BEGIN TASK INPUT

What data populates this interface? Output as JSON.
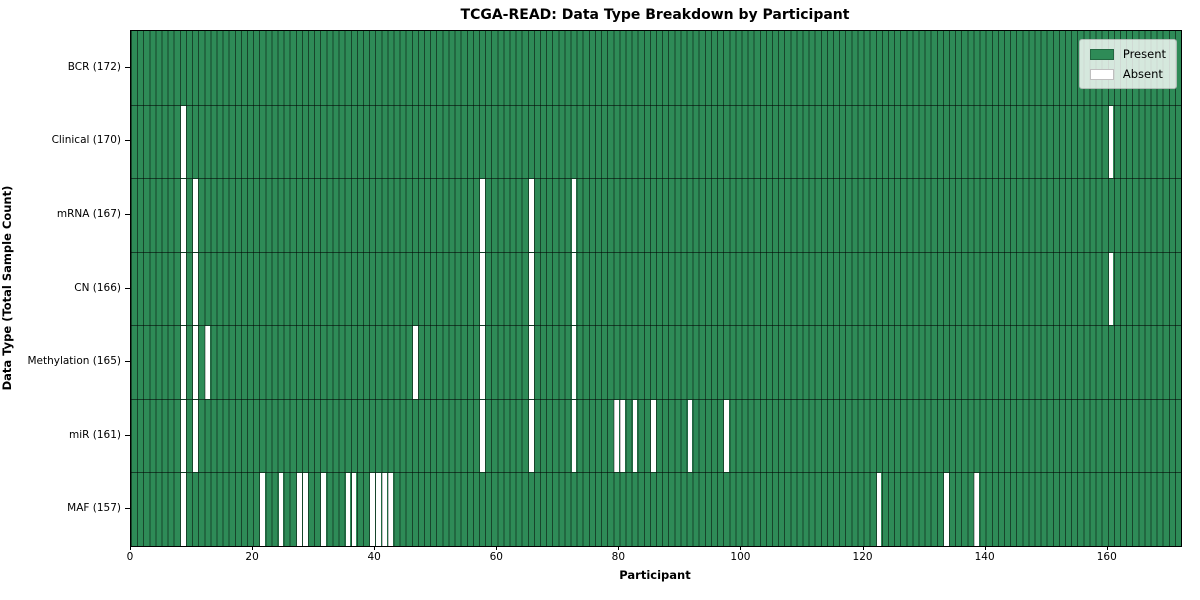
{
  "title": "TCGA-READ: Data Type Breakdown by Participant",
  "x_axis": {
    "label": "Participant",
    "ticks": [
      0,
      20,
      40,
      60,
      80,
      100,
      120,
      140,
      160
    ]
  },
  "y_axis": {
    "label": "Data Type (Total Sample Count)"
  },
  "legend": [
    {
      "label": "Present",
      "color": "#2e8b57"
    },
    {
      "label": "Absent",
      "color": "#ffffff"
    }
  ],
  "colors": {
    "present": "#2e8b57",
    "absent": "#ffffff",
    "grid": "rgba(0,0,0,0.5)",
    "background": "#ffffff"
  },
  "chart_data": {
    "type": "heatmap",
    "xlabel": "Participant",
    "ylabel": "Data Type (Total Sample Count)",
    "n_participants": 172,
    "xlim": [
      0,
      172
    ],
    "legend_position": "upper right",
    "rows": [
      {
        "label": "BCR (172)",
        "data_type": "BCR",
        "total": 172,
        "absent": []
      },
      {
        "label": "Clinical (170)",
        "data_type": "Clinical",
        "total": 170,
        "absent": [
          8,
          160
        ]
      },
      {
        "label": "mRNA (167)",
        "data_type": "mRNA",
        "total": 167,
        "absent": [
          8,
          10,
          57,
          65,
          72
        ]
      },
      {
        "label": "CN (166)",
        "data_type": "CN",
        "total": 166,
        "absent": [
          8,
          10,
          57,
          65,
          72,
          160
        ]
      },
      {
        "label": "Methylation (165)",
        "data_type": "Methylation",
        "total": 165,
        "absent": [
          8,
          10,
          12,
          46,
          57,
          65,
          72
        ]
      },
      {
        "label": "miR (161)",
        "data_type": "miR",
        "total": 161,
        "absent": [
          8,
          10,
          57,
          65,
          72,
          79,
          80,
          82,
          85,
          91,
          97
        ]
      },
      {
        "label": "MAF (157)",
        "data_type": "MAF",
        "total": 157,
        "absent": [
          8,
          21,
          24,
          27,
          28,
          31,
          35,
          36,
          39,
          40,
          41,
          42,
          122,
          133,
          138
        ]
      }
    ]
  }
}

END TASK INPUT

## WHAT YOU HAVE TO DO
Write only the number of lines in the entries that contain the word "Sample".

## SOLUTION FOR THIS EXERCISE
2